#### Set problem
Print every entry exactly as written.

(Dataset entries)
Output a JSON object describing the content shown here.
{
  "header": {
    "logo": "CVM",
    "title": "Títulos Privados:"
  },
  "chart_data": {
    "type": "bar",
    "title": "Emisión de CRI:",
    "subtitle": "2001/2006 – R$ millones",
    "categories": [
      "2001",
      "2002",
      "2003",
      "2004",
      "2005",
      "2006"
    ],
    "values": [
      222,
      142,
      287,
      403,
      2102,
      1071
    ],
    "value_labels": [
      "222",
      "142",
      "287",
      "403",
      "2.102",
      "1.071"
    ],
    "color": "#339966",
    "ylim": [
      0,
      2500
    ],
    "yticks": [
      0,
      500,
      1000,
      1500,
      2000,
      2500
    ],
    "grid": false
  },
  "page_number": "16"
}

#### Task answer
Output a JSON object describing the content shown here.
{
  "header": {
    "logo": "CVM",
    "title": "Títulos Privados:"
  },
  "chart_data": {
    "type": "bar",
    "title": "Emisión de CRI:",
    "subtitle": "2001/2006 – R$ millones",
    "categories": [
      "2001",
      "2002",
      "2003",
      "2004",
      "2005",
      "2006"
    ],
    "values": [
      222,
      142,
      287,
      403,
      2102,
      1071
    ],
    "value_labels": [
      "222",
      "142",
      "287",
      "403",
      "2.102",
      "1.071"
    ],
    "color": "#339966",
    "ylim": [
      0,
      2500
    ],
    "yticks": [
      0,
      500,
      1000,
      1500,
      2000,
      2500
    ],
    "grid": false
  },
  "page_number": "16"
}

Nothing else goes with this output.